EXTRACTED INFORMATION =>

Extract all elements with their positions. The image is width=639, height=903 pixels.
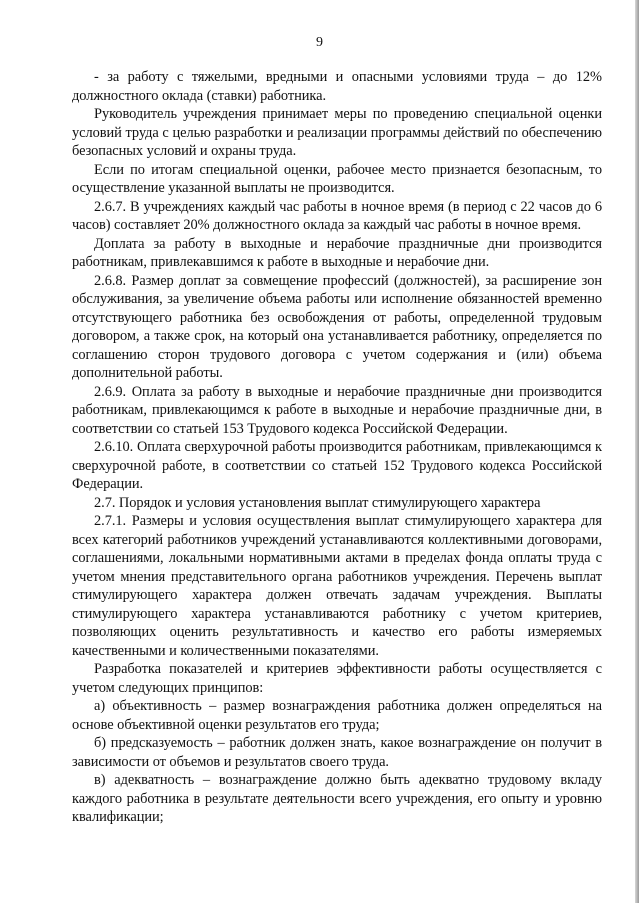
paragraph-safe-workplace: Если по итогам специальной оценки, рабочее место признается безопасным, то осуществление указанной выплаты не производится.: [72, 161, 602, 196]
list-item-adequacy: в) адекватность – вознаграждение должно быть адекватно трудовому вкладу каждого работника в результате деятельности всего учреждения, его опыту и уровню квалификации;: [72, 772, 602, 825]
page-number: 9: [316, 35, 323, 50]
section-heading-2-7: 2.7. Порядок и условия установления выплат стимулирующего характера: [94, 494, 541, 511]
list-item-objectivity: а) объективность – размер вознаграждения работника должен определяться на основе объективной оценки результатов его труда;: [72, 698, 602, 733]
list-item-predictability: б) предсказуемость – работник должен знать, какое вознаграждение он получит в зависимости от объемов и результатов своего труда.: [72, 735, 602, 770]
paragraph-criteria-principles: Разработка показателей и критериев эффективности работы осуществляется с учетом следующих принципов:: [72, 661, 602, 696]
paragraph-hazard-pay: - за работу с тяжелыми, вредными и опасными условиями труда – до 12% должностного оклада (ставки) работника.: [72, 69, 602, 104]
paragraph-2-6-7-night-work: 2.6.7. В учреждениях каждый час работы в ночное время (в период с 22 часов до 6 часов) составляет 20% должностного оклада за каждый час работы в ночное время.: [72, 198, 602, 233]
paragraph-2-6-9-holiday-pay: 2.6.9. Оплата за работу в выходные и нерабочие праздничные дни производится работникам, привлекающимся к работе в выходные и нерабочие праздничные дни, в соответствии со статьей 153 Трудового кодекса Российской Федерации.: [72, 383, 602, 437]
scan-edge-shadow: [635, 0, 639, 903]
paragraph-2-6-10-overtime: 2.6.10. Оплата сверхурочной работы производится работникам, привлекающимся к сверхурочной работе, в соответствии со статьей 152 Трудового кодекса Российской Федерации.: [72, 439, 602, 492]
paragraph-special-assessment: Руководитель учреждения принимает меры по проведению специальной оценки условий труда с целью разработки и реализации программы действий по обеспечению безопасных условий и охраны труда.: [72, 106, 602, 159]
document-body: [72, 68, 602, 827]
paragraph-2-6-8-combination: 2.6.8. Размер доплат за совмещение профессий (должностей), за расширение зон обслуживания, за увеличение объема работы или исполнение обязанностей временно отсутствующего работника без освобождения от работы, определенной трудовым договором, а также срок, на который она устанавливается работнику, определяется по соглашению сторон трудового договора с учетом содержания и (или) объема дополнительной работы.: [72, 272, 602, 381]
paragraph-weekend-pay: Доплата за работу в выходные и нерабочие праздничные дни производится работникам, привлекавшимся к работе в выходные и нерабочие дни.: [72, 235, 602, 270]
paragraph-2-7-1-incentives: 2.7.1. Размеры и условия осуществления выплат стимулирующего характера для всех категорий работников учреждений устанавливаются коллективными договорами, соглашениями, локальными нормативными актами в пределах фонда оплаты труда с учетом мнения представительного органа работников учреждения. Перечень выплат стимулирующего характера должен отвечать задачам учреждения. Выплаты стимулирующего характера устанавливаются работнику с учетом критериев, позволяющих оценить результативность и качество его работы измеряемых качественными и количественными показателями.: [72, 513, 602, 659]
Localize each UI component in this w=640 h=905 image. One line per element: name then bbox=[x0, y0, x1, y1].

DIRECTIONS FOR THIS TASK =>
Pull out every line of the items above that contains the word "результатов", copying each one in full.

FINISHED TASK =>
list-item-objectivity: а) объективность – размер вознаграждения работника должен определяться на основе объективной оценки результатов его труда;: [72, 698, 602, 733]
list-item-predictability: б) предсказуемость – работник должен знать, какое вознаграждение он получит в зависимости от объемов и результатов своего труда.: [72, 735, 602, 770]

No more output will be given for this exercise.